● **Records for the task**:
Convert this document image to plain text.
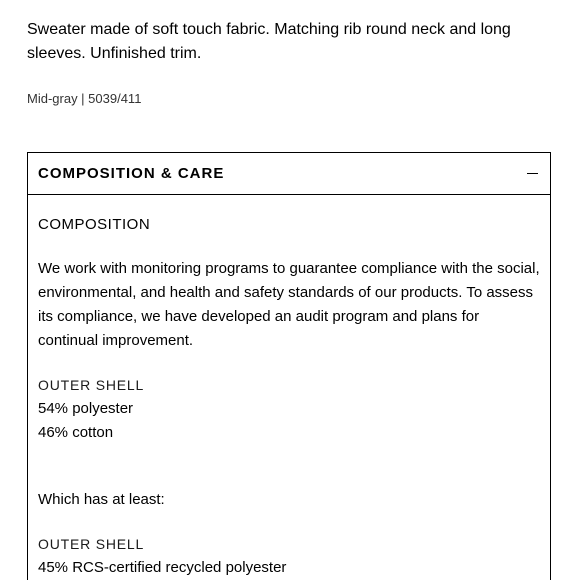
Sweater made of soft touch fabric. Matching rib round neck and long sleeves. Unfinished trim.

Mid-gray | 5039/411

COMPOSITION & CARE

COMPOSITION

We work with monitoring programs to guarantee compliance with the social, environmental, and health and safety standards of our products. To assess its compliance, we have developed an audit program and plans for continual improvement.

OUTER SHELL

54% polyester

46% cotton

Which has at least:

OUTER SHELL

45% RCS-certified recycled polyester
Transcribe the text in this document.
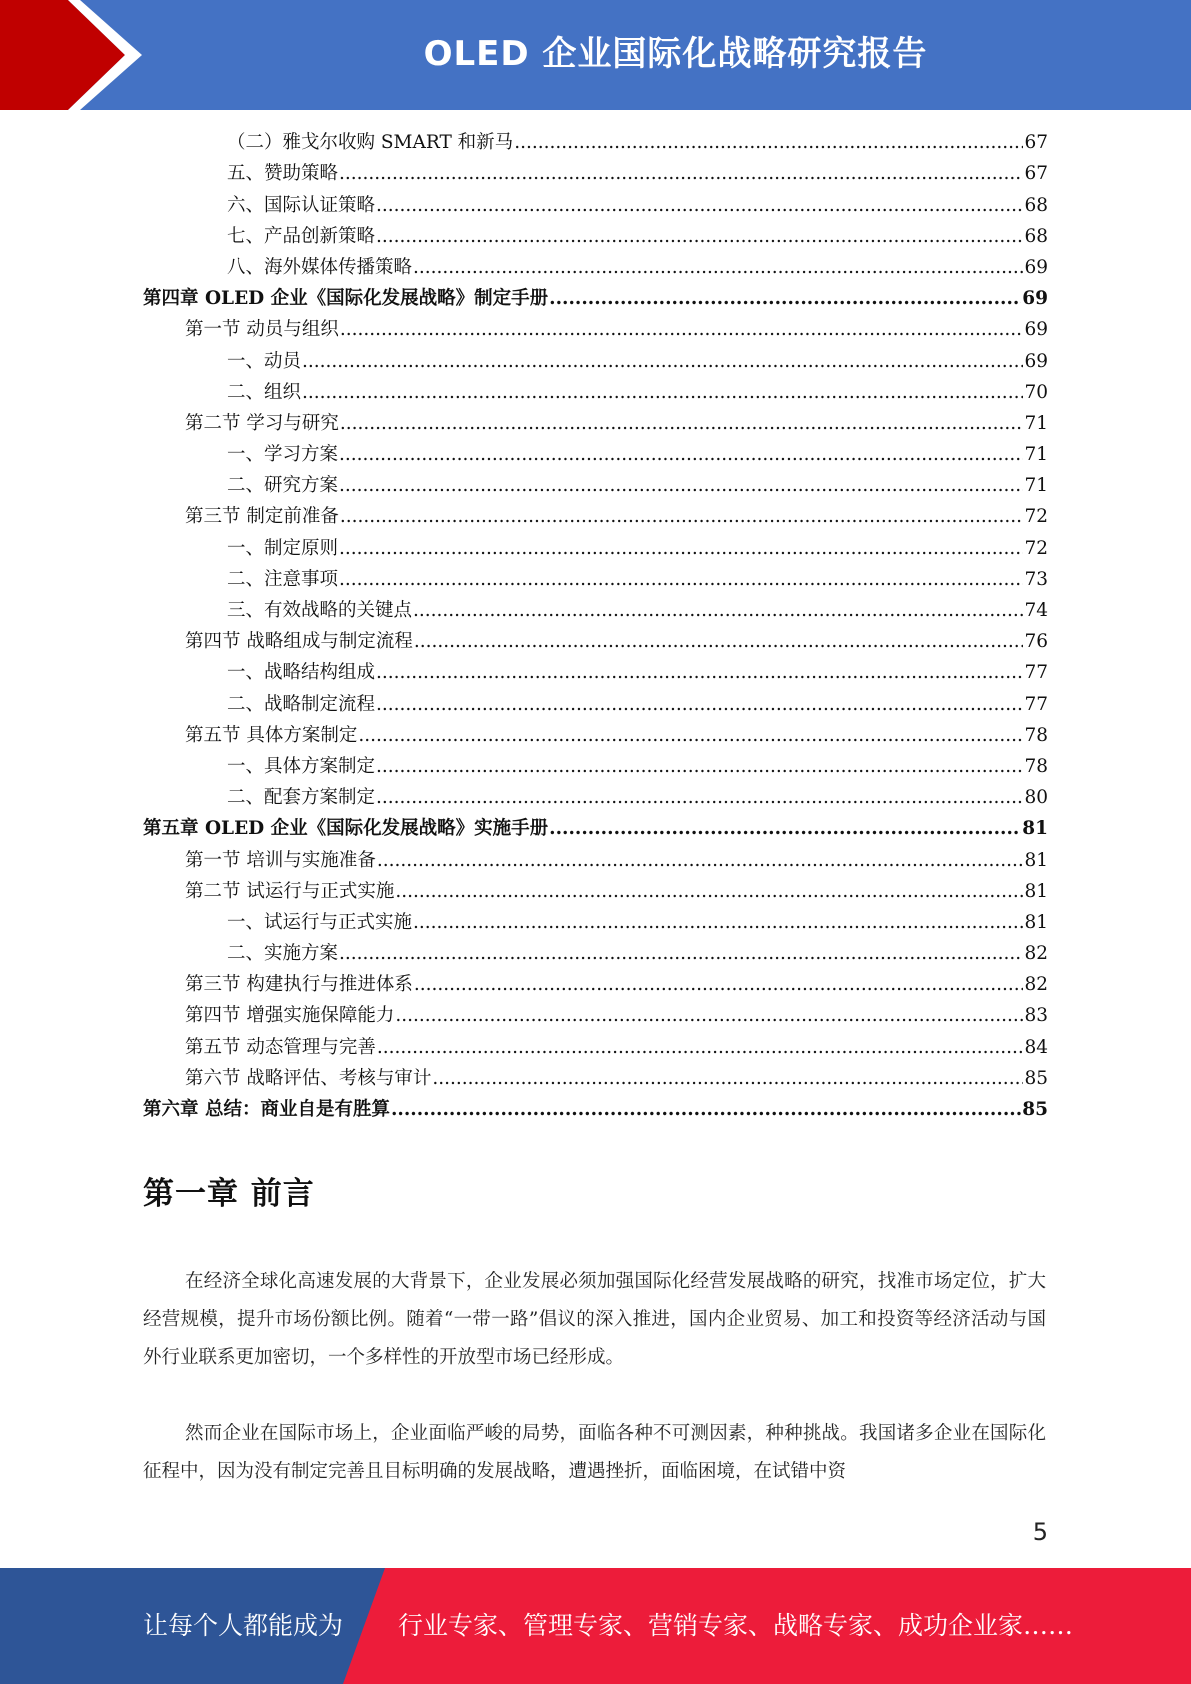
OLED 企业国际化战略研究报告
（二）雅戈尔收购 SMART 和新马 .....	67
五、赞助策略 .....	67
六、国际认证策略 .....	68
七、产品创新策略 .....	68
八、海外媒体传播策略 .....	69
第四章 OLED 企业《国际化发展战略》制定手册 .....	69
第一节 动员与组织 .....	69
一、动员 .....	69
二、组织 .....	70
第二节 学习与研究 .....	71
一、学习方案 .....	71
二、研究方案 .....	71
第三节 制定前准备 .....	72
一、制定原则 .....	72
二、注意事项 .....	73
三、有效战略的关键点 .....	74
第四节 战略组成与制定流程 .....	76
一、战略结构组成 .....	77
二、战略制定流程 .....	77
第五节 具体方案制定 .....	78
一、具体方案制定 .....	78
二、配套方案制定 .....	80
第五章 OLED 企业《国际化发展战略》实施手册 .....	81
第一节 培训与实施准备 .....	81
第二节 试运行与正式实施 .....	81
一、试运行与正式实施 .....	81
二、实施方案 .....	82
第三节 构建执行与推进体系 .....	82
第四节 增强实施保障能力 .....	83
第五节 动态管理与完善 .....	84
第六节 战略评估、考核与审计 .....	85
第六章 总结：商业自是有胜算 .....	85
第一章 前言

在经济全球化高速发展的大背景下，企业发展必须加强国际化经营发展战略的研究，找准市场定位，扩大经营规模，提升市场份额比例。随着“一带一路”倡议的深入推进，国内企业贸易、加工和投资等经济活动与国外行业联系更加密切，一个多样性的开放型市场已经形成。

然而企业在国际市场上，企业面临严峻的局势，面临各种不可测因素，种种挑战。我国诸多企业在国际化征程中，因为没有制定完善且目标明确的发展战略，遭遇挫折，面临困境，在试错中资

5
让每个人都能成为 行业专家、管理专家、营销专家、战略专家、成功企业家……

● **Written problem**: Excluding the pictures, reproduce every entry exactly as given.

● **Solution**:
Convert this document image to plain text.
Sweater made of soft touch fabric. Matching rib round neck and long sleeves. Unfinished trim.

Mid-gray | 5039/411

COMPOSITION & CARE

COMPOSITION

We work with monitoring programs to guarantee compliance with the social, environmental, and health and safety standards of our products. To assess its compliance, we have developed an audit program and plans for continual improvement.

OUTER SHELL

54% polyester

46% cotton

Which has at least:

OUTER SHELL

45% RCS-certified recycled polyester
Transcribe the text in this document.
OLED 企业国际化战略研究报告
（二）雅戈尔收购 SMART 和新马 .....	67
五、赞助策略 .....	67
六、国际认证策略 .....	68
七、产品创新策略 .....	68
八、海外媒体传播策略 .....	69
第四章 OLED 企业《国际化发展战略》制定手册 .....	69
第一节 动员与组织 .....	69
一、动员 .....	69
二、组织 .....	70
第二节 学习与研究 .....	71
一、学习方案 .....	71
二、研究方案 .....	71
第三节 制定前准备 .....	72
一、制定原则 .....	72
二、注意事项 .....	73
三、有效战略的关键点 .....	74
第四节 战略组成与制定流程 .....	76
一、战略结构组成 .....	77
二、战略制定流程 .....	77
第五节 具体方案制定 .....	78
一、具体方案制定 .....	78
二、配套方案制定 .....	80
第五章 OLED 企业《国际化发展战略》实施手册 .....	81
第一节 培训与实施准备 .....	81
第二节 试运行与正式实施 .....	81
一、试运行与正式实施 .....	81
二、实施方案 .....	82
第三节 构建执行与推进体系 .....	82
第四节 增强实施保障能力 .....	83
第五节 动态管理与完善 .....	84
第六节 战略评估、考核与审计 .....	85
第六章 总结：商业自是有胜算 .....	85
第一章 前言

在经济全球化高速发展的大背景下，企业发展必须加强国际化经营发展战略的研究，找准市场定位，扩大经营规模，提升市场份额比例。随着“一带一路”倡议的深入推进，国内企业贸易、加工和投资等经济活动与国外行业联系更加密切，一个多样性的开放型市场已经形成。

然而企业在国际市场上，企业面临严峻的局势，面临各种不可测因素，种种挑战。我国诸多企业在国际化征程中，因为没有制定完善且目标明确的发展战略，遭遇挫折，面临困境，在试错中资

5
让每个人都能成为 行业专家、管理专家、营销专家、战略专家、成功企业家……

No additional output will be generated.